Testo da analizzare:
==*==

La No Man's Car di Honoré d’O

Jean-Baptiste Decavèle e Honoré d’O

Abbiamo avuto il piacere e l’onore di partecipare a una cena organizzata da Mario Pieroni e Dora Stiefelmeier dove erano presenti due artisti, Jean-Baptiste Decavèle e Honoré d’O, convenuti per l’inaugurazione dei nuovi allestimenti realizzati a No Man’s Land, visibili da domenica 5 giugno 2022.

Jean-Baptiste Decavèle e Honoré d’O hanno partecipato a No Man’s Land in modi del tutto diversi. Jean-Baptiste Decavèle, infatti, ha avuto parte determinante nella configurazione di questo grande progetto ambientale, seguendo in parte le direttive di Yona Friedman, che immaginava questo luogo come il prototipo de La Cité des Réfugiés: che consisteva nell’offrire un alloggio minimo e adattabile a chiunque ne avesse bisogno, ipotizzando una sorta di villaggio costruito come l’aggregazione di moduli cubici elementari.

==*==

Elenco dei dati:

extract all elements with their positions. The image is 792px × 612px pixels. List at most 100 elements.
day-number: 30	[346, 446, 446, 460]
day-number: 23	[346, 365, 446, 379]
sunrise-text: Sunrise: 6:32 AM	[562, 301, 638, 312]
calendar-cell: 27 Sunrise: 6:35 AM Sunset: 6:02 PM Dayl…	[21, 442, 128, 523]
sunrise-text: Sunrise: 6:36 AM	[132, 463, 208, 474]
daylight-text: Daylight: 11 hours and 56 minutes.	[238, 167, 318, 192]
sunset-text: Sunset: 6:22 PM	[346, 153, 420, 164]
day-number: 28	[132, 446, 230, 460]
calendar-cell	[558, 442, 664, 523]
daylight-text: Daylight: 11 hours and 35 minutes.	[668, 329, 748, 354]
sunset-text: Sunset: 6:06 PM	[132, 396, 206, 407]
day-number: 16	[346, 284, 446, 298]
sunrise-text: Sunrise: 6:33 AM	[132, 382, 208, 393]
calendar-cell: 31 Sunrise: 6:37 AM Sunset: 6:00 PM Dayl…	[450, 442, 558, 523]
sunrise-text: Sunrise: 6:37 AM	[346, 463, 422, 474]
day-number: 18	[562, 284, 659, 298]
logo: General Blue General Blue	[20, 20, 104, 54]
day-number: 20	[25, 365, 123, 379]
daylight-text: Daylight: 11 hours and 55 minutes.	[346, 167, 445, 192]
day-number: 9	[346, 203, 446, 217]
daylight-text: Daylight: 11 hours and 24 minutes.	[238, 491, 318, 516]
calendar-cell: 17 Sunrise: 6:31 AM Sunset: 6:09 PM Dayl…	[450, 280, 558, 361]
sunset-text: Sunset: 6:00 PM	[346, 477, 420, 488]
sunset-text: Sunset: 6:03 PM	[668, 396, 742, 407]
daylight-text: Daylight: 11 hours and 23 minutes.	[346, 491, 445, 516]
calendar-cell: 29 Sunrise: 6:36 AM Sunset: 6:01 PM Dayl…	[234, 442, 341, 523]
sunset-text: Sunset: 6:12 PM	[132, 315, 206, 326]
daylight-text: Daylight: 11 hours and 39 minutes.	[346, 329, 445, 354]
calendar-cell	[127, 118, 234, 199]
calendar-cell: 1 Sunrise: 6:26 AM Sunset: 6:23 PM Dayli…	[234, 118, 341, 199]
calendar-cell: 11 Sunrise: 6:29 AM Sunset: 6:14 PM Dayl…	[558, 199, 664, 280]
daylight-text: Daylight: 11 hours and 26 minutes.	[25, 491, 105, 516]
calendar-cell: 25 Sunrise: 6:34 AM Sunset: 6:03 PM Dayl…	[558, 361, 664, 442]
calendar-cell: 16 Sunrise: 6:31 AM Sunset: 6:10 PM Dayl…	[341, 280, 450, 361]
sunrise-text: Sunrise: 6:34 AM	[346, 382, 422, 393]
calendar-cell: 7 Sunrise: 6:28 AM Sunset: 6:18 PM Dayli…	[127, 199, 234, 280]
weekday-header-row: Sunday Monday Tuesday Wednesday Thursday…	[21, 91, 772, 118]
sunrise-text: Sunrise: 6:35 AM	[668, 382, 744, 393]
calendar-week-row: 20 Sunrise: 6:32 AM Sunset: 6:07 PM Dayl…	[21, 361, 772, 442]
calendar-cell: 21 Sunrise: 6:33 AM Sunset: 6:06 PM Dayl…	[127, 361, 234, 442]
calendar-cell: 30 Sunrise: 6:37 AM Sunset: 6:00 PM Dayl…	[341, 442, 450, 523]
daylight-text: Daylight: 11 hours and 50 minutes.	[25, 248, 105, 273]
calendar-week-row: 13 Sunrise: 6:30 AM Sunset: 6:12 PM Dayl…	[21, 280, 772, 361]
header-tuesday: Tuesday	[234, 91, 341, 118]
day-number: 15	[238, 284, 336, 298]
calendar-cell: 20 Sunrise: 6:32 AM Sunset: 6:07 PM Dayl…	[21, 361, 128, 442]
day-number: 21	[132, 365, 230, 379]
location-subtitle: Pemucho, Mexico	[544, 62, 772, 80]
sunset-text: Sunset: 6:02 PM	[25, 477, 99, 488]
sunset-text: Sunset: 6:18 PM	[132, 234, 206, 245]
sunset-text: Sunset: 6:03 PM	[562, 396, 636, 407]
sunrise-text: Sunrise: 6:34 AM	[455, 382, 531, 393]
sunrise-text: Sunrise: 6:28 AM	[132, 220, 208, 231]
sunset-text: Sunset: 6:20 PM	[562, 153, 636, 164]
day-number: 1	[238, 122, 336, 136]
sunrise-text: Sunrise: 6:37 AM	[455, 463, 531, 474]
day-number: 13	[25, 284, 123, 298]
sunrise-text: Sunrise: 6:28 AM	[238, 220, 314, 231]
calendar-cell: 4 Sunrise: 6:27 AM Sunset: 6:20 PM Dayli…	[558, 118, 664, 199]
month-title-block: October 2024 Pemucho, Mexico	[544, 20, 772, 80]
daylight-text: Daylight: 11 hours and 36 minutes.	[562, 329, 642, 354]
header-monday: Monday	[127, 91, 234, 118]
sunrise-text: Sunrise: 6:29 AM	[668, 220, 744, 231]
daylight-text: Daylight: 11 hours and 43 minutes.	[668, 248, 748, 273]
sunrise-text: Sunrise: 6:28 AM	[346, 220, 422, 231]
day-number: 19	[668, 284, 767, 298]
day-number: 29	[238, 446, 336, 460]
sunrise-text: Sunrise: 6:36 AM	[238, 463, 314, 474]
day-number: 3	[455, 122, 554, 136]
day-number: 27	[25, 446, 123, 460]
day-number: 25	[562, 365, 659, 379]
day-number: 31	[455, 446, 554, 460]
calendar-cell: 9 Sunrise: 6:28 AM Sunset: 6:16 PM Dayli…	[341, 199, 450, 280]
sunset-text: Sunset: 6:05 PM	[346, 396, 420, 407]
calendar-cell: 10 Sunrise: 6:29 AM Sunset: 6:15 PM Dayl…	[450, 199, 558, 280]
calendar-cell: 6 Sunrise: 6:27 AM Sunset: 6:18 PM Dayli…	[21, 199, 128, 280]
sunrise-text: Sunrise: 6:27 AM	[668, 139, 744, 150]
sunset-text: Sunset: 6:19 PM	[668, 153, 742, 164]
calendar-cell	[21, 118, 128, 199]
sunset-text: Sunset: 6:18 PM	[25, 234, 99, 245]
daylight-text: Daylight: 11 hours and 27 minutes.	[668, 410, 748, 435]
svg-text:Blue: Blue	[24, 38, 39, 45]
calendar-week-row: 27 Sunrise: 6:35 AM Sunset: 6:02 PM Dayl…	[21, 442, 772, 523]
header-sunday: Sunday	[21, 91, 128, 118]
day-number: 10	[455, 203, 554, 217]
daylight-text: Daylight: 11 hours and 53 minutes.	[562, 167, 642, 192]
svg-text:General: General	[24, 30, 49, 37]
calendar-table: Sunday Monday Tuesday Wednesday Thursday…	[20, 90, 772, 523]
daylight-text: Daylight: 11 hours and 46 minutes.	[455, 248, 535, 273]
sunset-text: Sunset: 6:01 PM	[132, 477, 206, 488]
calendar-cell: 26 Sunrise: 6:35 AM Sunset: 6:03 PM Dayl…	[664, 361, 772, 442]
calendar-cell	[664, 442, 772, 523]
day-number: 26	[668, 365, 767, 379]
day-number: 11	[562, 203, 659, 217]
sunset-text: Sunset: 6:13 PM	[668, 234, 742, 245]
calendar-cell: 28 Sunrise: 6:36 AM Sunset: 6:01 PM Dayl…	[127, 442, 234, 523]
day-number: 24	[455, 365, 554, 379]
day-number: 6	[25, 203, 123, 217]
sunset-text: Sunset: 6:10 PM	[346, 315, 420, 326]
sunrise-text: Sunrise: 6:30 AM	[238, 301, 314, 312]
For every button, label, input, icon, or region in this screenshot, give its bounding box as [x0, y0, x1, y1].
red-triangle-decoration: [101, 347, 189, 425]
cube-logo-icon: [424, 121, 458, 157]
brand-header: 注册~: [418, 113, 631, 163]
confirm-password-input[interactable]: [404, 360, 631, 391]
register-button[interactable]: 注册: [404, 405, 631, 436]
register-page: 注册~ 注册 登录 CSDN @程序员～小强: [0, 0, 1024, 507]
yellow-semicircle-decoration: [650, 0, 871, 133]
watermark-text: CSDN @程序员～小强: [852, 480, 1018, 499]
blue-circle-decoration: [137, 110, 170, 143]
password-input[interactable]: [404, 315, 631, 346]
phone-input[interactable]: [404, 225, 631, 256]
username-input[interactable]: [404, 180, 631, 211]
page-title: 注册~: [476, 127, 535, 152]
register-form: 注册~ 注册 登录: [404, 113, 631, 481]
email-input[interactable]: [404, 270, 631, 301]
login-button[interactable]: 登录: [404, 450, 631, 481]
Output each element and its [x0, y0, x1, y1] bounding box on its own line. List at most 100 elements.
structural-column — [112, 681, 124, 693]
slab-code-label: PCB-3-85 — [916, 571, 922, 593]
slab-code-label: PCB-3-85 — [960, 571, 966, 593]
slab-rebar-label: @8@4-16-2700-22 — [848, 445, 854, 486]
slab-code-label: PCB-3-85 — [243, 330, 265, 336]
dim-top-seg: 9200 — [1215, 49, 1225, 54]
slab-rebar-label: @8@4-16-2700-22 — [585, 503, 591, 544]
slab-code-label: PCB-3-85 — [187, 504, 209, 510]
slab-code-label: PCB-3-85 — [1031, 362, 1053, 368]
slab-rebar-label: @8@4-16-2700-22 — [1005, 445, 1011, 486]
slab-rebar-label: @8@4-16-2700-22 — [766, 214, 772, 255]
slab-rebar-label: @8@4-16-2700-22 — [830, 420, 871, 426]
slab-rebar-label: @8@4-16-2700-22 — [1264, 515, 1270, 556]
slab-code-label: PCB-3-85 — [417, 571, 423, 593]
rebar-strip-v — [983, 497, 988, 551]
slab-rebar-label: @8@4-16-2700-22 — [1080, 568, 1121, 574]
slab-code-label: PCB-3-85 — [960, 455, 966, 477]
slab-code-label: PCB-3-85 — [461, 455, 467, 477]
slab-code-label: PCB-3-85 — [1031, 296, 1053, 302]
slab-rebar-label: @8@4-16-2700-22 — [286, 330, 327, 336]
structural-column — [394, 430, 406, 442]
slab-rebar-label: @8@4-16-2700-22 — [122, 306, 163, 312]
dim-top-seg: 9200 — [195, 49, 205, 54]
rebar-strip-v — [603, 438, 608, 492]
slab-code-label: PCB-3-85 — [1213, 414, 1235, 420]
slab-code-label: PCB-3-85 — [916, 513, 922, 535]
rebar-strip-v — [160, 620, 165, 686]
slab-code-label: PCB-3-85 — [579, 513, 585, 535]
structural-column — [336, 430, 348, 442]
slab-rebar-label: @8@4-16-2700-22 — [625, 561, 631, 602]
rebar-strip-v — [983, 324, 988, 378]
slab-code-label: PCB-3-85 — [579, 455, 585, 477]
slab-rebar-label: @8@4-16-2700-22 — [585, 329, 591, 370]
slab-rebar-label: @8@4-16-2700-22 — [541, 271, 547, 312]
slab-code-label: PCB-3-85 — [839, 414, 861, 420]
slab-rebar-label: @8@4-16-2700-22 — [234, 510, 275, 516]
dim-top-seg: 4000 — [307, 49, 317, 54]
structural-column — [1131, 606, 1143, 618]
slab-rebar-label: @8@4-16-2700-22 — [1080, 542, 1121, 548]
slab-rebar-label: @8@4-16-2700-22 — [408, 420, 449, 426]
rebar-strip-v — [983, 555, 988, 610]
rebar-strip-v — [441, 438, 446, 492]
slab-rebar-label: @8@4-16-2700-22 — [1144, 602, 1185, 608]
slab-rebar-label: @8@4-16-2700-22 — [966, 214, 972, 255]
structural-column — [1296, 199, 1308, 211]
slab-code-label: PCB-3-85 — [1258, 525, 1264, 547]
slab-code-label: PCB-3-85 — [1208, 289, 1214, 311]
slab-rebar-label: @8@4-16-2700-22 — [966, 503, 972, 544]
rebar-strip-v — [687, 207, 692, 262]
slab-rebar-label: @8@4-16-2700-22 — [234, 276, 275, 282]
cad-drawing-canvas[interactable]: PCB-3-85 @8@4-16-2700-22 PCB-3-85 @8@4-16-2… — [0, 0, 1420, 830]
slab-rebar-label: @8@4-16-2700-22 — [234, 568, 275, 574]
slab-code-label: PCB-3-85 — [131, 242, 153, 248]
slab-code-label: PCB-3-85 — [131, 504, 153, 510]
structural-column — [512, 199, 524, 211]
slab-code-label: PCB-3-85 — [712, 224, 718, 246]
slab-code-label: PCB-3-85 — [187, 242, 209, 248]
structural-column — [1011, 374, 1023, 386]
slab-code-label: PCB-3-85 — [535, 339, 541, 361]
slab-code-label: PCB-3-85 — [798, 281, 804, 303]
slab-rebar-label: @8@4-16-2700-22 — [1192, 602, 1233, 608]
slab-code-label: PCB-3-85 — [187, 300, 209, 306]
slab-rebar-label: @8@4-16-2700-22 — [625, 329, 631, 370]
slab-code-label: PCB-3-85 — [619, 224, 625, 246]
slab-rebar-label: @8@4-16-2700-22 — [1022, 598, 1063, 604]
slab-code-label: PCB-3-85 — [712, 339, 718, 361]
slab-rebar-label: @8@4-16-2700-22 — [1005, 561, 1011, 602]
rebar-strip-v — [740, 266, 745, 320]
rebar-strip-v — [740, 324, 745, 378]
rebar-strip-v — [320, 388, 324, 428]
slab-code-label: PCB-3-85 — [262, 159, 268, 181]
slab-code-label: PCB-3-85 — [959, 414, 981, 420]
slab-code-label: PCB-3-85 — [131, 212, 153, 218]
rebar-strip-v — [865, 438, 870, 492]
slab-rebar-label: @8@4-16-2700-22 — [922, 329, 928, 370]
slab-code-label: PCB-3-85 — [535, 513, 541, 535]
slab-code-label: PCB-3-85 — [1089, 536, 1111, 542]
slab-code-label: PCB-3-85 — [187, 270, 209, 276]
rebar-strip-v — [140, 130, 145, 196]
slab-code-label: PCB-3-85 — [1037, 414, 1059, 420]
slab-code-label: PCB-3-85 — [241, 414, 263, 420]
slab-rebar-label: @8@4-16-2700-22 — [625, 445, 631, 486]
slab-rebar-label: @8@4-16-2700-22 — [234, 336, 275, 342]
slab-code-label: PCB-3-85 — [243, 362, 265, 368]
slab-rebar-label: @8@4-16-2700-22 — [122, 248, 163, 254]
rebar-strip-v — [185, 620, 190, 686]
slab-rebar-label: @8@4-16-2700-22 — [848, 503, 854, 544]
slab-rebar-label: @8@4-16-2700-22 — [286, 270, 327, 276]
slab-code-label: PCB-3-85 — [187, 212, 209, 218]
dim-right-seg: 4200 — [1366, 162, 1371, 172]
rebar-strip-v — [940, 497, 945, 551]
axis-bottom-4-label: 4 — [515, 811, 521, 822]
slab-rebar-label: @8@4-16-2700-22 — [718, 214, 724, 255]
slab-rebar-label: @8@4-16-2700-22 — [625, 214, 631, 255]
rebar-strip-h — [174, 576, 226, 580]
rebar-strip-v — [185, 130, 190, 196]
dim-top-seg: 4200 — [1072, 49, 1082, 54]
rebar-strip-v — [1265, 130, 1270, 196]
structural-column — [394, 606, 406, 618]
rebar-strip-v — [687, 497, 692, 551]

==*==

Attività A: Elenchi tutte le persone nominate nel testo su No Man's Land.
Attività B: Prosegua il testo su No Man's Land dopo la sua ultima frase.

Risultato atteso A:
Honoré d’O
Jean-Baptiste Decavèle
Mario Pieroni
Dora Stiefelmeier
Yona Friedman

Risultato atteso B:
Arte ambientale o architettura? Una domanda oziosa, in definitiva, e lontana dallo spirito transdisciplinare e sperimentale di Friedman. Il quale, con i collage della Ville Spatiale, che risalgono agi anni ’50 del secolo scorso, aveva fatto della mutabilità nell’architettura, negli edifici e, infine, nella città, la propria bandiera.

Friedman non può vedere l’attuale l’ampliamento del suo iniziale nucleo di moduli; o forse, chissà, può anche vedere. In ogni caso Jean-Baptiste Decavèle ha l’onere, e l’onore, di portare a compimento le intenzioni di Friedman filtrate, ovviamente, dalla propria sensibilità di artista.

Conosciuto Friedman nel 2005, Decavèle ha documentato, attraverso video e interviste, il pensiero e l’opera di Friedman; rielaborandoli, poi, in maniera originale.

Honoré d’O è invece giunto a No Man’s Land con la sua No Man’s car. Cos’è la No Man’s car?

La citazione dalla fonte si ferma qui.